_GIVEN INSTRUCTION_: Please count the lines below that contain the word "arcmin", and reply with that number alone.

(Figure collection entries)

==================================================

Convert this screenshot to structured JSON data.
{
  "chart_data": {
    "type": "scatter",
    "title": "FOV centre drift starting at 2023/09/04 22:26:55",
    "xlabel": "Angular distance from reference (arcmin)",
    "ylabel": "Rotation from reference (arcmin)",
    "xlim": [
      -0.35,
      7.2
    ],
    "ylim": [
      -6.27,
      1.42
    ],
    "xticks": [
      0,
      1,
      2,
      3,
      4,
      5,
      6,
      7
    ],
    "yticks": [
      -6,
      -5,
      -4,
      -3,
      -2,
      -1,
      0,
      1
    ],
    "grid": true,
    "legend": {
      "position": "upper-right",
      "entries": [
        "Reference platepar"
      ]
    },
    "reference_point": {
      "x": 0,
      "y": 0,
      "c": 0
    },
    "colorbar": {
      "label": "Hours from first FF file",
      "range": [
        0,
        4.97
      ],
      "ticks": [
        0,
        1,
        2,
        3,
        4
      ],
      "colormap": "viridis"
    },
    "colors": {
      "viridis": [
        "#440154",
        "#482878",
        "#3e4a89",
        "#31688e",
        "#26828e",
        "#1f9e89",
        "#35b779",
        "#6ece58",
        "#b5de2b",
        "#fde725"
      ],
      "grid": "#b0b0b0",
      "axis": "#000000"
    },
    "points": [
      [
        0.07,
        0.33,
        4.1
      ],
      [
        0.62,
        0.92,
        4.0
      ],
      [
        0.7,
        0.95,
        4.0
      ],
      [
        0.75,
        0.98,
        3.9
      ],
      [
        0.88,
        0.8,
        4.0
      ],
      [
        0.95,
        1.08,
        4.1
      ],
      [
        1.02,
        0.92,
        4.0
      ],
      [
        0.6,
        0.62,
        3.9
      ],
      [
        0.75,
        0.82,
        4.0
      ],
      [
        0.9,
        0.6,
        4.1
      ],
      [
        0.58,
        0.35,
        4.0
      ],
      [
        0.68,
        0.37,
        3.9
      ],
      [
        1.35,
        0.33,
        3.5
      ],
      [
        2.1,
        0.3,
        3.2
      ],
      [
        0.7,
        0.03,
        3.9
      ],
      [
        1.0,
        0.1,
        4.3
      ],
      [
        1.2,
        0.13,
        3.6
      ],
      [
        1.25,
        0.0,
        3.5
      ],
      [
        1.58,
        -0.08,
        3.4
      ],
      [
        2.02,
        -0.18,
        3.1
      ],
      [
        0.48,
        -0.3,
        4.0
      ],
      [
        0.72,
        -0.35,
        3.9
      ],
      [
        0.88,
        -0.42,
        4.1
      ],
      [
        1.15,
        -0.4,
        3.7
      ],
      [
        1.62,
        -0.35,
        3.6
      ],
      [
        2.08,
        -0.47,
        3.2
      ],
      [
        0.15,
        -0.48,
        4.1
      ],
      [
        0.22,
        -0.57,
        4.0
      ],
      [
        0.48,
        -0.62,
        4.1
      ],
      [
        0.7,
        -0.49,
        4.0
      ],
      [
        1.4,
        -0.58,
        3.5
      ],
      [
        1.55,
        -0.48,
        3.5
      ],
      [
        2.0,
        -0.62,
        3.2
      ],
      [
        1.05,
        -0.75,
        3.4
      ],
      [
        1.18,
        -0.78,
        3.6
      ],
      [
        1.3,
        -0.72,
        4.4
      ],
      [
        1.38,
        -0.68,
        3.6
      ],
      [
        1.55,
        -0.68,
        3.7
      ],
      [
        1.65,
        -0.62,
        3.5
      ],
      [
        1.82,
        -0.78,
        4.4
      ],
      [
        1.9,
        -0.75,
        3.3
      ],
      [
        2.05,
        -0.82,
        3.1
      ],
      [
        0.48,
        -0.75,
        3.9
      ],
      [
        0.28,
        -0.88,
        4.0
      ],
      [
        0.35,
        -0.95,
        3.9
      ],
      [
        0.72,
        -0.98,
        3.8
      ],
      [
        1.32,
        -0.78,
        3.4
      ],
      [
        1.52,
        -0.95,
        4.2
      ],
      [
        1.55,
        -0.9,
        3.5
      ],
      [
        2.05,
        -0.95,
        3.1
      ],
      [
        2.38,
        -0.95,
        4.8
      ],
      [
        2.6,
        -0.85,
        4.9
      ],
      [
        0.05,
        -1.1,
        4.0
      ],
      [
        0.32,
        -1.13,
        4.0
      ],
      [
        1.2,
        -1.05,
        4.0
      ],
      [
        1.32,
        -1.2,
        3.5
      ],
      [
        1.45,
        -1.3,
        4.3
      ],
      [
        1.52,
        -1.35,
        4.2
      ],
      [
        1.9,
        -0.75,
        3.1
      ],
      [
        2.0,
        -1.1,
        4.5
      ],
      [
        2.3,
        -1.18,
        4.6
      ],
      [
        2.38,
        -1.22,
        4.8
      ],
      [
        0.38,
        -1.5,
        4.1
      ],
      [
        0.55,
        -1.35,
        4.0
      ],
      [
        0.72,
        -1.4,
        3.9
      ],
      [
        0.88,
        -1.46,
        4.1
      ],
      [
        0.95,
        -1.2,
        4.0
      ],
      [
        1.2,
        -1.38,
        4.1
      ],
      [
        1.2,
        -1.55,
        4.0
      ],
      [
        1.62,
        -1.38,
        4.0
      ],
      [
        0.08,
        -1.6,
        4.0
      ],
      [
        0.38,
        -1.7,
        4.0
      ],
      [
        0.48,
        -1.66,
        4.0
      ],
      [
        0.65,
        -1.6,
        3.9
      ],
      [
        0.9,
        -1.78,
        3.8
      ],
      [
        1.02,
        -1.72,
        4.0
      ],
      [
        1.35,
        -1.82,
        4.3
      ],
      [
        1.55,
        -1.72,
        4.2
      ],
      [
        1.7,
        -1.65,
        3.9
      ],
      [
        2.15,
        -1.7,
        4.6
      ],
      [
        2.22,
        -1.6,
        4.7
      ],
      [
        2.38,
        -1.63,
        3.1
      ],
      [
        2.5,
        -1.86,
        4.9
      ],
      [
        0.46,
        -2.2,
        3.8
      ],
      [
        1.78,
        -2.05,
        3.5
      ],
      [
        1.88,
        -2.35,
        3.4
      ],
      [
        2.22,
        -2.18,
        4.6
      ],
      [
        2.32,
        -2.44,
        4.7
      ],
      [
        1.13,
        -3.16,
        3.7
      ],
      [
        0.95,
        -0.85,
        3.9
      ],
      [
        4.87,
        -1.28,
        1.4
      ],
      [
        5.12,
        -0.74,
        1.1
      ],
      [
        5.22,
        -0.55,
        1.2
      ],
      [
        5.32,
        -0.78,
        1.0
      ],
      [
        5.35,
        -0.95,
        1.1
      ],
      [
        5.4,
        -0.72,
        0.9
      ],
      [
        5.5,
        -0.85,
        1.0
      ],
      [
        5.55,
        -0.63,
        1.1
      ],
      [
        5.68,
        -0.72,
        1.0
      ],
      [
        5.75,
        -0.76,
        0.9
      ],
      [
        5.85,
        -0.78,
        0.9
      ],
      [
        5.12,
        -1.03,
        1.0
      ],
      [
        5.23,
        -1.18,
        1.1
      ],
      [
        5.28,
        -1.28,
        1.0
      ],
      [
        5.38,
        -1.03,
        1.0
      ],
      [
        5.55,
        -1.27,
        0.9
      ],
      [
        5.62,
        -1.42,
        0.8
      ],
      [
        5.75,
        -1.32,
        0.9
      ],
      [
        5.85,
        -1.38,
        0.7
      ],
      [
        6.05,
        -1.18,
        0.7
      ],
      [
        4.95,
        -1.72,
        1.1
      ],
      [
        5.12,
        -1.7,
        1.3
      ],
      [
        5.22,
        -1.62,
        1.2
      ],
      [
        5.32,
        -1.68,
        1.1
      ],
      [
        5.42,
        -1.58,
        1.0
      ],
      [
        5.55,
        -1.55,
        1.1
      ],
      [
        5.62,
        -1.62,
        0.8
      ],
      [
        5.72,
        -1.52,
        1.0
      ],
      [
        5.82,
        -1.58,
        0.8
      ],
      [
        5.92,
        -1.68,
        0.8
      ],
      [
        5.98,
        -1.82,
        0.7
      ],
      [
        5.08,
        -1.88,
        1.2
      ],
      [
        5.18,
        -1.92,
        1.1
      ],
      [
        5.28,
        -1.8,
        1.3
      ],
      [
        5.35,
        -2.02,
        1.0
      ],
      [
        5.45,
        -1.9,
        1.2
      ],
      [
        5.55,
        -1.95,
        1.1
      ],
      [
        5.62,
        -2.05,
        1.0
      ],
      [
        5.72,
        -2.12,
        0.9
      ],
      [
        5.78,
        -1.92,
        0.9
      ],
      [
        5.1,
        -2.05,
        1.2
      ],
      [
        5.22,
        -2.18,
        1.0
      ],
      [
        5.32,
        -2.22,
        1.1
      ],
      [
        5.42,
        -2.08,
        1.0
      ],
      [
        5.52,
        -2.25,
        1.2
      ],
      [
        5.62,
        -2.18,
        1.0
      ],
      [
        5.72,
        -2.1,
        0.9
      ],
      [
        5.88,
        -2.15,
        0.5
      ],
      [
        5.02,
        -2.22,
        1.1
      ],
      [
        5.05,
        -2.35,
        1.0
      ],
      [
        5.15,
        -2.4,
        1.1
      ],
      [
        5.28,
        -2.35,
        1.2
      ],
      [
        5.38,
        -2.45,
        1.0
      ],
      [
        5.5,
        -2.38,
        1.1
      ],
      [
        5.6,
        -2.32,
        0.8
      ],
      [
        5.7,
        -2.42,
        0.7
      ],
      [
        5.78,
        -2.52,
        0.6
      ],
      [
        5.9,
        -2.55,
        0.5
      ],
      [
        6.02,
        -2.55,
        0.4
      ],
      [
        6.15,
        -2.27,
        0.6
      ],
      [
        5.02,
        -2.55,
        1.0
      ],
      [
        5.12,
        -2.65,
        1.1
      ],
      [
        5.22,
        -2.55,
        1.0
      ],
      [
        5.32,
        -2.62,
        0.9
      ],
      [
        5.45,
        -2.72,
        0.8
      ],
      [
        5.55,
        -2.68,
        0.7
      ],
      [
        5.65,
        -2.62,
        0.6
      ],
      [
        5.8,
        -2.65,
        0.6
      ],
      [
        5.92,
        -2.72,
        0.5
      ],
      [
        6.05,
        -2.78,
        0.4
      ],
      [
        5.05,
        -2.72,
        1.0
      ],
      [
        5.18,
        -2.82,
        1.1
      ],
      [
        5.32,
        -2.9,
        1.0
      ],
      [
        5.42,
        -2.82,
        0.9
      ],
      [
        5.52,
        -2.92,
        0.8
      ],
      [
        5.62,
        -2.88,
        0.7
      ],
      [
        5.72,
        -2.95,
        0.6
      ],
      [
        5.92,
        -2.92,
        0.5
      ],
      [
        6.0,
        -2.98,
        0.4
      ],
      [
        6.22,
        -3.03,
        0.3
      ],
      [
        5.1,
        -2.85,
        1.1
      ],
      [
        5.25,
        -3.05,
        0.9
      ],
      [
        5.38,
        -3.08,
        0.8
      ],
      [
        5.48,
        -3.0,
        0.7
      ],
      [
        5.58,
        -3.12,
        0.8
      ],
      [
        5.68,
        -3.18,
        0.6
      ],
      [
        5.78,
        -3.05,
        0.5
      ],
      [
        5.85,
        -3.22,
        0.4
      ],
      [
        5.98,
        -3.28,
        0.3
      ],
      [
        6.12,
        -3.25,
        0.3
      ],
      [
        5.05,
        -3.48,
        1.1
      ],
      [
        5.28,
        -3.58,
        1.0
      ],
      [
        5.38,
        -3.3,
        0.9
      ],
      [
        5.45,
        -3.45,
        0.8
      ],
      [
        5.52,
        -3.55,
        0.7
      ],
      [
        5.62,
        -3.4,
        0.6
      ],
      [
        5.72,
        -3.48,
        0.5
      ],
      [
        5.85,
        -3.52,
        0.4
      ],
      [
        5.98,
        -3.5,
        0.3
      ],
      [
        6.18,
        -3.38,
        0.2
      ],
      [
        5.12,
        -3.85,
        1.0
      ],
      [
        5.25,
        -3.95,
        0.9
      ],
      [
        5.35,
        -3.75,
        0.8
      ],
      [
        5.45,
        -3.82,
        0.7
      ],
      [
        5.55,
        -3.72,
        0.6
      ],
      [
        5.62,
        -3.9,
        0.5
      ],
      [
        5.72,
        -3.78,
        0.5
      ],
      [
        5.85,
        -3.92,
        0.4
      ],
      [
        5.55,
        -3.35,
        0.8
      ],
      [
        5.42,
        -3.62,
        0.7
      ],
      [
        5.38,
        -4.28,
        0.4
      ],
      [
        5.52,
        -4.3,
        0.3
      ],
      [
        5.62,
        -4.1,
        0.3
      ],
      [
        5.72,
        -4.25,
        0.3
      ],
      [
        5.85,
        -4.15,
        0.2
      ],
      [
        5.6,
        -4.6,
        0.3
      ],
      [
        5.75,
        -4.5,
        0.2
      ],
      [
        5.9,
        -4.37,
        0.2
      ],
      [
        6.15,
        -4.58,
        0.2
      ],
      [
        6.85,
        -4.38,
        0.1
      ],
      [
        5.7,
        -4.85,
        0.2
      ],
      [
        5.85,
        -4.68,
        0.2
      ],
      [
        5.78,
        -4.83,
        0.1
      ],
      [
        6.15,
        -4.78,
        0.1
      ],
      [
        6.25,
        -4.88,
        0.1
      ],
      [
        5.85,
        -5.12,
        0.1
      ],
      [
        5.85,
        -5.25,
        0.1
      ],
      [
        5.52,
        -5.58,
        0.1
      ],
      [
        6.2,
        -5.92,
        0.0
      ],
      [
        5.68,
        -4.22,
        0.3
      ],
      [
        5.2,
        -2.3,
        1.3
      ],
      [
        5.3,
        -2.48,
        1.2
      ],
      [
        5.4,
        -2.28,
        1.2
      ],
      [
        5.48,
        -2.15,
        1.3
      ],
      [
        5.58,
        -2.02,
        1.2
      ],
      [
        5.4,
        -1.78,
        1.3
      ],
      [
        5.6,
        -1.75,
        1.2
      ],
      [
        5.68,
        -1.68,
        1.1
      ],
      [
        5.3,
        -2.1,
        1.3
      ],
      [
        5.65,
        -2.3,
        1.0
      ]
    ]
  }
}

==================================================

_FULL RESPONSE_: 2